WHAT IS EXPECTED: From the listing below, tally the lines that include "dots". Return only the total.

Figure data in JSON
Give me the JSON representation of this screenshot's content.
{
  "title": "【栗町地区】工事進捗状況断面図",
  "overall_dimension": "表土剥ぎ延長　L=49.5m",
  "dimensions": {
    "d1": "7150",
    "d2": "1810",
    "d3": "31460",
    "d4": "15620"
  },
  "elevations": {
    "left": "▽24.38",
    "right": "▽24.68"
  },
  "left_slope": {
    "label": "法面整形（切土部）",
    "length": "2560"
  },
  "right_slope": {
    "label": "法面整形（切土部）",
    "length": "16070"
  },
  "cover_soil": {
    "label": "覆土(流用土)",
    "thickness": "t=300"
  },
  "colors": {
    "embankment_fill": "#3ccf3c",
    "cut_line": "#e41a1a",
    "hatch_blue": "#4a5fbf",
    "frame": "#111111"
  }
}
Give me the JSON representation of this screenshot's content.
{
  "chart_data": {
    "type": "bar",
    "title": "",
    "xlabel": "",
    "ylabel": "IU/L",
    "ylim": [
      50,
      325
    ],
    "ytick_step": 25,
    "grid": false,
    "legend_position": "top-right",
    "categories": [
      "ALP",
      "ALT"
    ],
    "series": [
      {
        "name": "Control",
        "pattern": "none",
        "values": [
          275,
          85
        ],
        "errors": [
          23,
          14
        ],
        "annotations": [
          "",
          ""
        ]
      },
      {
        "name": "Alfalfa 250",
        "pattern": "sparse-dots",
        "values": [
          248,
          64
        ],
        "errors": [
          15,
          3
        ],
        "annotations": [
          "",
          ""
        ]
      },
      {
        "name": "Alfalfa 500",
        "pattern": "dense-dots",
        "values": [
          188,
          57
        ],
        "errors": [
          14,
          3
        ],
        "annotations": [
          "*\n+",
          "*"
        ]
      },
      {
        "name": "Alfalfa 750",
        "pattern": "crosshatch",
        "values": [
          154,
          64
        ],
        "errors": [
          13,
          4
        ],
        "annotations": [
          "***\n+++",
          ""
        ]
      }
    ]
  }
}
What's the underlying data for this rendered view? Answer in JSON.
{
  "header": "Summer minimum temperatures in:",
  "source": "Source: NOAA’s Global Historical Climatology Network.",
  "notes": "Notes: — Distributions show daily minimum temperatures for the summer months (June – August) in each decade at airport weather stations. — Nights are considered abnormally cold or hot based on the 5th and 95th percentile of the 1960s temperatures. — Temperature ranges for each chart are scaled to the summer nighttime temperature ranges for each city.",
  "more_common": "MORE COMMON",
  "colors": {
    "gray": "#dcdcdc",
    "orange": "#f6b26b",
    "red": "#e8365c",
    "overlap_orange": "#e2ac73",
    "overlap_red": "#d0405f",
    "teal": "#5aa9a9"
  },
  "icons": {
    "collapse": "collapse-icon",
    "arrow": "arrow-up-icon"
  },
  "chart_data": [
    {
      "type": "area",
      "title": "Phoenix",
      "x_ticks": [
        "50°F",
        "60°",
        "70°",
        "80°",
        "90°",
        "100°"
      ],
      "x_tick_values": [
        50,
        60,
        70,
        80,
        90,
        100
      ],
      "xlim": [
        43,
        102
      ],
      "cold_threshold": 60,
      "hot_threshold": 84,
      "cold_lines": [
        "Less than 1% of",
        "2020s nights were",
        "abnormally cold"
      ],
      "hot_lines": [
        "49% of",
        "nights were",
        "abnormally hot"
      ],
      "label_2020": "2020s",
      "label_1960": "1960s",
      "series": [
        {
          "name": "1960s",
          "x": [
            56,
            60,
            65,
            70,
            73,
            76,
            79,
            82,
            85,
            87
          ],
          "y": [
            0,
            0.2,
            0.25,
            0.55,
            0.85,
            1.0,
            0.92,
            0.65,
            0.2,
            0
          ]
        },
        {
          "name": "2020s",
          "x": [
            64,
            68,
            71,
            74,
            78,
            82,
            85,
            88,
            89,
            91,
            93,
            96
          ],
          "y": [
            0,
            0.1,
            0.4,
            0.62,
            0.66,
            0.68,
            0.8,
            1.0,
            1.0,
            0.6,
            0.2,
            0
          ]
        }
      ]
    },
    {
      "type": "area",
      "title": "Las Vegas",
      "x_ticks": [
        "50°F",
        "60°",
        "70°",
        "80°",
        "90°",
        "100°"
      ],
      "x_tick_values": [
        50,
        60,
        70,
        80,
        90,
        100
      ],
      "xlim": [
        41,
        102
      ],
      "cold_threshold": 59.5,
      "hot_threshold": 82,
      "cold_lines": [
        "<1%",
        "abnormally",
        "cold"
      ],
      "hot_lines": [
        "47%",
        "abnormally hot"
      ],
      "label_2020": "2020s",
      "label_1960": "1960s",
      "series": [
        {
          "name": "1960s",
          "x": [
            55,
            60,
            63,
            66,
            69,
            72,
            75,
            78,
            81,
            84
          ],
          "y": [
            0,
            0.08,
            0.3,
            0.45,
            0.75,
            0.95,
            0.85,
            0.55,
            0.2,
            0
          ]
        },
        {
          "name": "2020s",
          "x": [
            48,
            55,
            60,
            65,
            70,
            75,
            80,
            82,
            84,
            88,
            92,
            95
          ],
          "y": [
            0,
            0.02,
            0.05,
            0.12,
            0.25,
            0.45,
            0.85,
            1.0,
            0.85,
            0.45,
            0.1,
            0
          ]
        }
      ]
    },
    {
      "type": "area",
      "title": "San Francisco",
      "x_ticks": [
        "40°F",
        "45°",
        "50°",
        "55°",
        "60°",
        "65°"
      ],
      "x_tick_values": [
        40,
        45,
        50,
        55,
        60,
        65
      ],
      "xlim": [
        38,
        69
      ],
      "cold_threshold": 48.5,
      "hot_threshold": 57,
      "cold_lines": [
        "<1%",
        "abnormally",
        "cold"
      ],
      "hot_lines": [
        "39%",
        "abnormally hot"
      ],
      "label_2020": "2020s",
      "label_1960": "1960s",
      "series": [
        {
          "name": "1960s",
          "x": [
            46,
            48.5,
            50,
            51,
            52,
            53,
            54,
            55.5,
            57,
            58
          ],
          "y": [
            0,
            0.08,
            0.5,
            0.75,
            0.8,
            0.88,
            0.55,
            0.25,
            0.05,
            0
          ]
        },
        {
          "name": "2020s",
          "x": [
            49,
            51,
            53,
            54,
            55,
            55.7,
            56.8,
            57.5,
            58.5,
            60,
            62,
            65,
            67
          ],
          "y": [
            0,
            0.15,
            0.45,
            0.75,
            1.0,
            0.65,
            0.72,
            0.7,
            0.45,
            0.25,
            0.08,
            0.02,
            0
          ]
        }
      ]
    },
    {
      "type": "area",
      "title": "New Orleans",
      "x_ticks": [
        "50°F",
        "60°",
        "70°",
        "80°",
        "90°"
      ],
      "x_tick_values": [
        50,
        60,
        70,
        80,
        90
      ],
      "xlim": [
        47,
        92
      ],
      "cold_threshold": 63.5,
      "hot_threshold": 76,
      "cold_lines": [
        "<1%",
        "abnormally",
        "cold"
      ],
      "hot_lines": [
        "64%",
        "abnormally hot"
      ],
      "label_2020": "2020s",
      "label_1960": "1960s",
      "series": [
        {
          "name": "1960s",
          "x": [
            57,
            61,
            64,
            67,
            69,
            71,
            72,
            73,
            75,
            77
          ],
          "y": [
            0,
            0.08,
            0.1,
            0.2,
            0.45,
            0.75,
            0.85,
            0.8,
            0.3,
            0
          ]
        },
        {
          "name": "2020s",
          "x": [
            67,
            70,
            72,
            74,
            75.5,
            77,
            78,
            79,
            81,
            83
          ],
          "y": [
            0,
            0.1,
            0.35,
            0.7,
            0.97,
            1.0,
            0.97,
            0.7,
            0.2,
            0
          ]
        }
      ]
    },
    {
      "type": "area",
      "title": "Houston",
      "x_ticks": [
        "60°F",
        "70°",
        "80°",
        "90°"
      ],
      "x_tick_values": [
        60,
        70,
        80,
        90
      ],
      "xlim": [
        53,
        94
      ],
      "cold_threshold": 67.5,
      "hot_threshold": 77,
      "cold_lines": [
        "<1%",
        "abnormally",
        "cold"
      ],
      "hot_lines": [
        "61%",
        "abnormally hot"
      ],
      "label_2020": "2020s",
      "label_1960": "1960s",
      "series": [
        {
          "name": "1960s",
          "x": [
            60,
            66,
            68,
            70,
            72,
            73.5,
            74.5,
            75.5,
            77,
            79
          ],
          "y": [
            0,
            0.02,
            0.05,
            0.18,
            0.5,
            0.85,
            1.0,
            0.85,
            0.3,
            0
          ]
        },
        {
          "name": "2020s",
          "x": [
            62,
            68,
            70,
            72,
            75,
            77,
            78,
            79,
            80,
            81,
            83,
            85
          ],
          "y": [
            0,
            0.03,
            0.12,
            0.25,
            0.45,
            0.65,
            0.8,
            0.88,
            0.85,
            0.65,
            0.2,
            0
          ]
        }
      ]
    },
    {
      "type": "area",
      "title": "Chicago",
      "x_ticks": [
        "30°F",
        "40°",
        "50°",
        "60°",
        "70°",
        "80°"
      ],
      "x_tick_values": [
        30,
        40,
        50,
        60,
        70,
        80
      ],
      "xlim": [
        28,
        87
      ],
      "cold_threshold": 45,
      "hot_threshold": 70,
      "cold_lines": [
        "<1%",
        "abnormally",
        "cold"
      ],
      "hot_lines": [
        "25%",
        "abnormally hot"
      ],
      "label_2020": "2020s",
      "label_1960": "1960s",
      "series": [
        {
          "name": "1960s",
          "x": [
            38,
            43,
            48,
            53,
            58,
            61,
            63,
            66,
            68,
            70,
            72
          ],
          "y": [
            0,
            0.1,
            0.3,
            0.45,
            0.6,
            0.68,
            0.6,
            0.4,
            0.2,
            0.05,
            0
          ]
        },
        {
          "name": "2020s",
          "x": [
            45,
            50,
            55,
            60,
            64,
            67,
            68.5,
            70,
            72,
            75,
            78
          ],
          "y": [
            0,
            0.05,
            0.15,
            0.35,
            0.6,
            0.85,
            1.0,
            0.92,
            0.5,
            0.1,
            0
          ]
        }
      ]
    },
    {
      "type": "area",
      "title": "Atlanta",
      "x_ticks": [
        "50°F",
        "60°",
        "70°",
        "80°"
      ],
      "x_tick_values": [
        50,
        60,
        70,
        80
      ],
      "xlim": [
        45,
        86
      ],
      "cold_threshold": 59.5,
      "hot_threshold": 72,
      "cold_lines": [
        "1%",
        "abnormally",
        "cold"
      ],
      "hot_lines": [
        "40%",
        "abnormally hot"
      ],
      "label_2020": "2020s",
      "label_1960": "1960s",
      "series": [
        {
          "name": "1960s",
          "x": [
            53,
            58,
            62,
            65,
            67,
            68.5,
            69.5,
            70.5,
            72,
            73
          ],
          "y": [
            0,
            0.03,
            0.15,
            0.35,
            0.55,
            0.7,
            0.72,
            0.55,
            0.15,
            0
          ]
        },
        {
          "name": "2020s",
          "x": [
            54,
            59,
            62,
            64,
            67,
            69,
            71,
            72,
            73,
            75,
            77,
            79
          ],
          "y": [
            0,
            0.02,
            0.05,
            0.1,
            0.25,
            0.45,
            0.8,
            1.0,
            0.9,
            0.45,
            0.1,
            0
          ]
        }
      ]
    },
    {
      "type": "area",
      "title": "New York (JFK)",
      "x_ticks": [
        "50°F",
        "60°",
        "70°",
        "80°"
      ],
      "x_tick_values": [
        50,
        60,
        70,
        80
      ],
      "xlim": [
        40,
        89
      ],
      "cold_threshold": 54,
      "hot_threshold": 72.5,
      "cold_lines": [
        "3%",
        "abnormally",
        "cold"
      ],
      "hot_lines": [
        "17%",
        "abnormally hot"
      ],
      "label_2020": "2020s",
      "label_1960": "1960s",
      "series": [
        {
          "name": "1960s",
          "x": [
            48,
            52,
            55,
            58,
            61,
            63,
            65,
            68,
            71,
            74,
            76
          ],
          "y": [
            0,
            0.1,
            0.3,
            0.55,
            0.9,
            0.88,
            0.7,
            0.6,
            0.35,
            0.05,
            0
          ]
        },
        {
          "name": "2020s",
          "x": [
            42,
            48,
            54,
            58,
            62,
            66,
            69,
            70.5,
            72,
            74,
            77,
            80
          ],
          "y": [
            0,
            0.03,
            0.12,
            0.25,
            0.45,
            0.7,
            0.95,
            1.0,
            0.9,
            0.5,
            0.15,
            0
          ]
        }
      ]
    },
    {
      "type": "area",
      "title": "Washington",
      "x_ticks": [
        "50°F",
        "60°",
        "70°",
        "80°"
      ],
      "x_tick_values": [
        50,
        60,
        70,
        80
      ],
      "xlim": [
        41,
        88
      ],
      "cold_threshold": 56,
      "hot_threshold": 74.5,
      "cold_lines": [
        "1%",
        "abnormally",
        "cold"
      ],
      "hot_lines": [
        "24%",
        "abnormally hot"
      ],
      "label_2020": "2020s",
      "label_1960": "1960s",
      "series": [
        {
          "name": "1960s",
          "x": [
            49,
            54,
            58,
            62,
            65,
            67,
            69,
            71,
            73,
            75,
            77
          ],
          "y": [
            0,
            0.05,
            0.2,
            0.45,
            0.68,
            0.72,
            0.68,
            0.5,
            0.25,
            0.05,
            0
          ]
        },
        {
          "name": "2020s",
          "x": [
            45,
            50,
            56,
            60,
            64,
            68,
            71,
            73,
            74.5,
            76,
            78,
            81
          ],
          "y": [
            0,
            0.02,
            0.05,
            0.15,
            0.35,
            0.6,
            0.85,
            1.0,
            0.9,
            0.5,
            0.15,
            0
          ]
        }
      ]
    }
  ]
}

EXERCISE SOLUTION: 2